YOUR GOAL: Without the pictures, copy all the entries below exactly.

RECORD EXTRACTS:
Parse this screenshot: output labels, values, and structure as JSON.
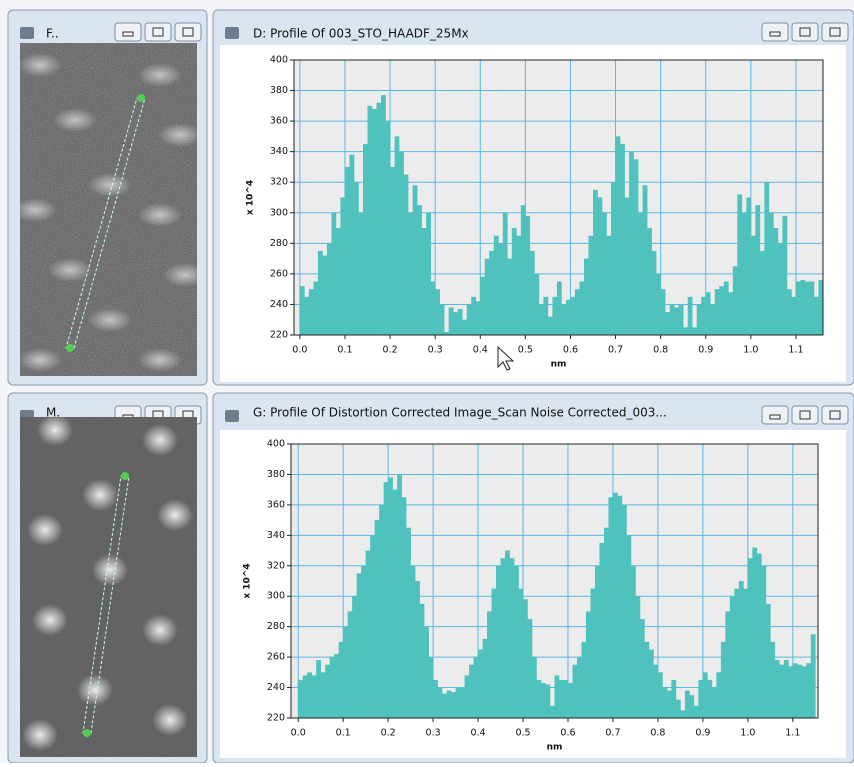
{
  "windows": [
    {
      "title": "F.."
    },
    {
      "title": "M."
    }
  ],
  "chart_data": [
    {
      "type": "bar",
      "title": "D: Profile Of 003_STO_HAADF_25Mx",
      "x_label": "nm",
      "y_label": "x 10^4",
      "color": "#4fc2bd",
      "grid": true,
      "xlim": [
        -0.013,
        1.16
      ],
      "ylim": [
        220,
        400
      ],
      "xticks": [
        {
          "value": 0,
          "label": "0.0"
        },
        0.1,
        0.2,
        0.3,
        0.4,
        0.5,
        0.6,
        0.7,
        0.8,
        0.9,
        {
          "value": 1,
          "label": "1.0"
        },
        1.1
      ],
      "yticks": [
        220,
        240,
        260,
        280,
        300,
        320,
        340,
        360,
        380,
        400
      ],
      "x": [
        0,
        0.01,
        0.02,
        0.03,
        0.04,
        0.05,
        0.06,
        0.07,
        0.08,
        0.09,
        0.1,
        0.11,
        0.12,
        0.13,
        0.14,
        0.15,
        0.16,
        0.17,
        0.18,
        0.19,
        0.2,
        0.21,
        0.22,
        0.23,
        0.24,
        0.25,
        0.26,
        0.27,
        0.28,
        0.29,
        0.3,
        0.31,
        0.32,
        0.33,
        0.34,
        0.35,
        0.36,
        0.37,
        0.38,
        0.39,
        0.4,
        0.41,
        0.42,
        0.43,
        0.44,
        0.45,
        0.46,
        0.47,
        0.48,
        0.49,
        0.5,
        0.51,
        0.52,
        0.53,
        0.54,
        0.55,
        0.56,
        0.57,
        0.58,
        0.59,
        0.6,
        0.61,
        0.62,
        0.63,
        0.64,
        0.65,
        0.66,
        0.67,
        0.68,
        0.69,
        0.7,
        0.71,
        0.72,
        0.73,
        0.74,
        0.75,
        0.76,
        0.77,
        0.78,
        0.79,
        0.8,
        0.81,
        0.82,
        0.83,
        0.84,
        0.85,
        0.86,
        0.87,
        0.88,
        0.89,
        0.9,
        0.91,
        0.92,
        0.93,
        0.94,
        0.95,
        0.96,
        0.97,
        0.98,
        0.99,
        1,
        1.01,
        1.02,
        1.03,
        1.04,
        1.05,
        1.06,
        1.07,
        1.08,
        1.09,
        1.1,
        1.11,
        1.12,
        1.13,
        1.14,
        1.15
      ],
      "values": [
        252,
        245,
        250,
        255,
        275,
        272,
        280,
        300,
        290,
        310,
        330,
        338,
        320,
        300,
        345,
        370,
        368,
        372,
        377,
        360,
        330,
        350,
        340,
        325,
        300,
        318,
        305,
        290,
        300,
        255,
        250,
        240,
        222,
        238,
        235,
        237,
        230,
        240,
        245,
        242,
        258,
        270,
        275,
        285,
        280,
        300,
        270,
        290,
        285,
        305,
        298,
        275,
        260,
        240,
        245,
        232,
        245,
        255,
        240,
        243,
        245,
        250,
        255,
        270,
        285,
        315,
        310,
        300,
        285,
        320,
        350,
        345,
        310,
        340,
        335,
        300,
        318,
        290,
        275,
        260,
        250,
        235,
        240,
        238,
        240,
        225,
        245,
        225,
        240,
        245,
        248,
        240,
        250,
        252,
        255,
        248,
        265,
        312,
        300,
        310,
        285,
        305,
        275,
        320,
        300,
        290,
        280,
        298,
        250,
        245,
        255,
        256,
        255,
        255,
        245,
        256
      ]
    },
    {
      "type": "bar",
      "title": "G: Profile Of Distortion Corrected Image_Scan Noise Corrected_003...",
      "x_label": "nm",
      "y_label": "x 10^4",
      "color": "#4fc2bd",
      "grid": true,
      "xlim": [
        -0.016,
        1.156
      ],
      "ylim": [
        220,
        400
      ],
      "xticks": [
        {
          "value": 0,
          "label": "0.0"
        },
        0.1,
        0.2,
        0.3,
        0.4,
        0.5,
        0.6,
        0.7,
        0.8,
        0.9,
        {
          "value": 1,
          "label": "1.0"
        },
        1.1
      ],
      "yticks": [
        220,
        240,
        260,
        280,
        300,
        320,
        340,
        360,
        380,
        400
      ],
      "x": [
        0,
        0.01,
        0.02,
        0.03,
        0.04,
        0.05,
        0.06,
        0.07,
        0.08,
        0.09,
        0.1,
        0.11,
        0.12,
        0.13,
        0.14,
        0.15,
        0.16,
        0.17,
        0.18,
        0.19,
        0.2,
        0.21,
        0.22,
        0.23,
        0.24,
        0.25,
        0.26,
        0.27,
        0.28,
        0.29,
        0.3,
        0.31,
        0.32,
        0.33,
        0.34,
        0.35,
        0.36,
        0.37,
        0.38,
        0.39,
        0.4,
        0.41,
        0.42,
        0.43,
        0.44,
        0.45,
        0.46,
        0.47,
        0.48,
        0.49,
        0.5,
        0.51,
        0.52,
        0.53,
        0.54,
        0.55,
        0.56,
        0.57,
        0.58,
        0.59,
        0.6,
        0.61,
        0.62,
        0.63,
        0.64,
        0.65,
        0.66,
        0.67,
        0.68,
        0.69,
        0.7,
        0.71,
        0.72,
        0.73,
        0.74,
        0.75,
        0.76,
        0.77,
        0.78,
        0.79,
        0.8,
        0.81,
        0.82,
        0.83,
        0.84,
        0.85,
        0.86,
        0.87,
        0.88,
        0.89,
        0.9,
        0.91,
        0.92,
        0.93,
        0.94,
        0.95,
        0.96,
        0.97,
        0.98,
        0.99,
        1,
        1.01,
        1.02,
        1.03,
        1.04,
        1.05,
        1.06,
        1.07,
        1.08,
        1.09,
        1.1,
        1.11,
        1.12,
        1.13,
        1.14
      ],
      "values": [
        245,
        248,
        250,
        248,
        258,
        250,
        255,
        260,
        262,
        270,
        280,
        290,
        300,
        315,
        320,
        330,
        340,
        350,
        360,
        375,
        378,
        370,
        380,
        365,
        345,
        320,
        310,
        295,
        280,
        260,
        245,
        240,
        236,
        238,
        237,
        240,
        240,
        248,
        255,
        260,
        265,
        272,
        290,
        305,
        320,
        325,
        330,
        325,
        320,
        305,
        298,
        285,
        260,
        245,
        243,
        242,
        228,
        248,
        245,
        245,
        243,
        255,
        260,
        270,
        290,
        305,
        320,
        335,
        345,
        365,
        368,
        366,
        360,
        340,
        320,
        300,
        285,
        270,
        265,
        255,
        250,
        240,
        238,
        245,
        232,
        225,
        238,
        235,
        228,
        245,
        250,
        245,
        240,
        250,
        270,
        290,
        300,
        305,
        310,
        305,
        325,
        332,
        328,
        320,
        295,
        270,
        258,
        255,
        258,
        254,
        256,
        255,
        254,
        256,
        275
      ]
    }
  ]
}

RESULT OF THE TASK:
Parse this screenshot: output labels, values, and structure as JSON.
{
  "windows": [
    {
      "title": "F.."
    },
    {
      "title": "M."
    }
  ],
  "chart_data": [
    {
      "type": "bar",
      "title": "D: Profile Of 003_STO_HAADF_25Mx",
      "x_label": "nm",
      "y_label": "x 10^4",
      "color": "#4fc2bd",
      "grid": true,
      "xlim": [
        -0.013,
        1.16
      ],
      "ylim": [
        220,
        400
      ],
      "xticks": [
        {
          "value": 0,
          "label": "0.0"
        },
        0.1,
        0.2,
        0.3,
        0.4,
        0.5,
        0.6,
        0.7,
        0.8,
        0.9,
        {
          "value": 1,
          "label": "1.0"
        },
        1.1
      ],
      "yticks": [
        220,
        240,
        260,
        280,
        300,
        320,
        340,
        360,
        380,
        400
      ],
      "x": [
        0,
        0.01,
        0.02,
        0.03,
        0.04,
        0.05,
        0.06,
        0.07,
        0.08,
        0.09,
        0.1,
        0.11,
        0.12,
        0.13,
        0.14,
        0.15,
        0.16,
        0.17,
        0.18,
        0.19,
        0.2,
        0.21,
        0.22,
        0.23,
        0.24,
        0.25,
        0.26,
        0.27,
        0.28,
        0.29,
        0.3,
        0.31,
        0.32,
        0.33,
        0.34,
        0.35,
        0.36,
        0.37,
        0.38,
        0.39,
        0.4,
        0.41,
        0.42,
        0.43,
        0.44,
        0.45,
        0.46,
        0.47,
        0.48,
        0.49,
        0.5,
        0.51,
        0.52,
        0.53,
        0.54,
        0.55,
        0.56,
        0.57,
        0.58,
        0.59,
        0.6,
        0.61,
        0.62,
        0.63,
        0.64,
        0.65,
        0.66,
        0.67,
        0.68,
        0.69,
        0.7,
        0.71,
        0.72,
        0.73,
        0.74,
        0.75,
        0.76,
        0.77,
        0.78,
        0.79,
        0.8,
        0.81,
        0.82,
        0.83,
        0.84,
        0.85,
        0.86,
        0.87,
        0.88,
        0.89,
        0.9,
        0.91,
        0.92,
        0.93,
        0.94,
        0.95,
        0.96,
        0.97,
        0.98,
        0.99,
        1,
        1.01,
        1.02,
        1.03,
        1.04,
        1.05,
        1.06,
        1.07,
        1.08,
        1.09,
        1.1,
        1.11,
        1.12,
        1.13,
        1.14,
        1.15
      ],
      "values": [
        252,
        245,
        250,
        255,
        275,
        272,
        280,
        300,
        290,
        310,
        330,
        338,
        320,
        300,
        345,
        370,
        368,
        372,
        377,
        360,
        330,
        350,
        340,
        325,
        300,
        318,
        305,
        290,
        300,
        255,
        250,
        240,
        222,
        238,
        235,
        237,
        230,
        240,
        245,
        242,
        258,
        270,
        275,
        285,
        280,
        300,
        270,
        290,
        285,
        305,
        298,
        275,
        260,
        240,
        245,
        232,
        245,
        255,
        240,
        243,
        245,
        250,
        255,
        270,
        285,
        315,
        310,
        300,
        285,
        320,
        350,
        345,
        310,
        340,
        335,
        300,
        318,
        290,
        275,
        260,
        250,
        235,
        240,
        238,
        240,
        225,
        245,
        225,
        240,
        245,
        248,
        240,
        250,
        252,
        255,
        248,
        265,
        312,
        300,
        310,
        285,
        305,
        275,
        320,
        300,
        290,
        280,
        298,
        250,
        245,
        255,
        256,
        255,
        255,
        245,
        256
      ]
    },
    {
      "type": "bar",
      "title": "G: Profile Of Distortion Corrected Image_Scan Noise Corrected_003...",
      "x_label": "nm",
      "y_label": "x 10^4",
      "color": "#4fc2bd",
      "grid": true,
      "xlim": [
        -0.016,
        1.156
      ],
      "ylim": [
        220,
        400
      ],
      "xticks": [
        {
          "value": 0,
          "label": "0.0"
        },
        0.1,
        0.2,
        0.3,
        0.4,
        0.5,
        0.6,
        0.7,
        0.8,
        0.9,
        {
          "value": 1,
          "label": "1.0"
        },
        1.1
      ],
      "yticks": [
        220,
        240,
        260,
        280,
        300,
        320,
        340,
        360,
        380,
        400
      ],
      "x": [
        0,
        0.01,
        0.02,
        0.03,
        0.04,
        0.05,
        0.06,
        0.07,
        0.08,
        0.09,
        0.1,
        0.11,
        0.12,
        0.13,
        0.14,
        0.15,
        0.16,
        0.17,
        0.18,
        0.19,
        0.2,
        0.21,
        0.22,
        0.23,
        0.24,
        0.25,
        0.26,
        0.27,
        0.28,
        0.29,
        0.3,
        0.31,
        0.32,
        0.33,
        0.34,
        0.35,
        0.36,
        0.37,
        0.38,
        0.39,
        0.4,
        0.41,
        0.42,
        0.43,
        0.44,
        0.45,
        0.46,
        0.47,
        0.48,
        0.49,
        0.5,
        0.51,
        0.52,
        0.53,
        0.54,
        0.55,
        0.56,
        0.57,
        0.58,
        0.59,
        0.6,
        0.61,
        0.62,
        0.63,
        0.64,
        0.65,
        0.66,
        0.67,
        0.68,
        0.69,
        0.7,
        0.71,
        0.72,
        0.73,
        0.74,
        0.75,
        0.76,
        0.77,
        0.78,
        0.79,
        0.8,
        0.81,
        0.82,
        0.83,
        0.84,
        0.85,
        0.86,
        0.87,
        0.88,
        0.89,
        0.9,
        0.91,
        0.92,
        0.93,
        0.94,
        0.95,
        0.96,
        0.97,
        0.98,
        0.99,
        1,
        1.01,
        1.02,
        1.03,
        1.04,
        1.05,
        1.06,
        1.07,
        1.08,
        1.09,
        1.1,
        1.11,
        1.12,
        1.13,
        1.14
      ],
      "values": [
        245,
        248,
        250,
        248,
        258,
        250,
        255,
        260,
        262,
        270,
        280,
        290,
        300,
        315,
        320,
        330,
        340,
        350,
        360,
        375,
        378,
        370,
        380,
        365,
        345,
        320,
        310,
        295,
        280,
        260,
        245,
        240,
        236,
        238,
        237,
        240,
        240,
        248,
        255,
        260,
        265,
        272,
        290,
        305,
        320,
        325,
        330,
        325,
        320,
        305,
        298,
        285,
        260,
        245,
        243,
        242,
        228,
        248,
        245,
        245,
        243,
        255,
        260,
        270,
        290,
        305,
        320,
        335,
        345,
        365,
        368,
        366,
        360,
        340,
        320,
        300,
        285,
        270,
        265,
        255,
        250,
        240,
        238,
        245,
        232,
        225,
        238,
        235,
        228,
        245,
        250,
        245,
        240,
        250,
        270,
        290,
        300,
        305,
        310,
        305,
        325,
        332,
        328,
        320,
        295,
        270,
        258,
        255,
        258,
        254,
        256,
        255,
        254,
        256,
        275
      ]
    }
  ]
}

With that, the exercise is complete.